Repeat the listing in full. Nothing may be added or left out.

+++

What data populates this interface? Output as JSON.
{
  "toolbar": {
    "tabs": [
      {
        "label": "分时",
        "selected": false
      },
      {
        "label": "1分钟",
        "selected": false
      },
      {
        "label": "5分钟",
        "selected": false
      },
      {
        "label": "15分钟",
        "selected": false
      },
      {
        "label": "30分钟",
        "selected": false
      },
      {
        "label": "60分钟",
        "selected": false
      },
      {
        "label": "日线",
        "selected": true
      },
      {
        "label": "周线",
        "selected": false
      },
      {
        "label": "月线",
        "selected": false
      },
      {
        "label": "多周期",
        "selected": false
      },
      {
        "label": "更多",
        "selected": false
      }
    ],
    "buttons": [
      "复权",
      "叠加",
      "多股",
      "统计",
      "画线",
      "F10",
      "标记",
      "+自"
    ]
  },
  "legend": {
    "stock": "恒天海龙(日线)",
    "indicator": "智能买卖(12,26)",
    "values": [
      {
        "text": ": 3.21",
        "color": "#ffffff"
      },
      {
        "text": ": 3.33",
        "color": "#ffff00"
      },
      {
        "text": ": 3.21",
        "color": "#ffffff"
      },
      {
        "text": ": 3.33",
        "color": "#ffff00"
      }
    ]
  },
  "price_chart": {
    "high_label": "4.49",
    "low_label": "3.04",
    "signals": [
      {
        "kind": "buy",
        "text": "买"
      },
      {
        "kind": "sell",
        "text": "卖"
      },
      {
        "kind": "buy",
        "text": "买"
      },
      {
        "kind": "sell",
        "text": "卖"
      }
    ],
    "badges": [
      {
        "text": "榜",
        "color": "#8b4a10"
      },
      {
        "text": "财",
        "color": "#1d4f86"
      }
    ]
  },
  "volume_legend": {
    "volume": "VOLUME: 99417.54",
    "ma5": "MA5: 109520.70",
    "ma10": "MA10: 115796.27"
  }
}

+++

Exercise response:
What data populates this interface? Output as JSON.
{
  "toolbar": {
    "tabs": [
      {
        "label": "分时",
        "selected": false
      },
      {
        "label": "1分钟",
        "selected": false
      },
      {
        "label": "5分钟",
        "selected": false
      },
      {
        "label": "15分钟",
        "selected": false
      },
      {
        "label": "30分钟",
        "selected": false
      },
      {
        "label": "60分钟",
        "selected": false
      },
      {
        "label": "日线",
        "selected": true
      },
      {
        "label": "周线",
        "selected": false
      },
      {
        "label": "月线",
        "selected": false
      },
      {
        "label": "多周期",
        "selected": false
      },
      {
        "label": "更多",
        "selected": false
      }
    ],
    "buttons": [
      "复权",
      "叠加",
      "多股",
      "统计",
      "画线",
      "F10",
      "标记",
      "+自"
    ]
  },
  "legend": {
    "stock": "恒天海龙(日线)",
    "indicator": "智能买卖(12,26)",
    "values": [
      {
        "text": ": 3.21",
        "color": "#ffffff"
      },
      {
        "text": ": 3.33",
        "color": "#ffff00"
      },
      {
        "text": ": 3.21",
        "color": "#ffffff"
      },
      {
        "text": ": 3.33",
        "color": "#ffff00"
      }
    ]
  },
  "price_chart": {
    "high_label": "4.49",
    "low_label": "3.04",
    "signals": [
      {
        "kind": "buy",
        "text": "买"
      },
      {
        "kind": "sell",
        "text": "卖"
      },
      {
        "kind": "buy",
        "text": "买"
      },
      {
        "kind": "sell",
        "text": "卖"
      }
    ],
    "badges": [
      {
        "text": "榜",
        "color": "#8b4a10"
      },
      {
        "text": "财",
        "color": "#1d4f86"
      }
    ]
  },
  "volume_legend": {
    "volume": "VOLUME: 99417.54",
    "ma5": "MA5: 109520.70",
    "ma10": "MA10: 115796.27"
  }
}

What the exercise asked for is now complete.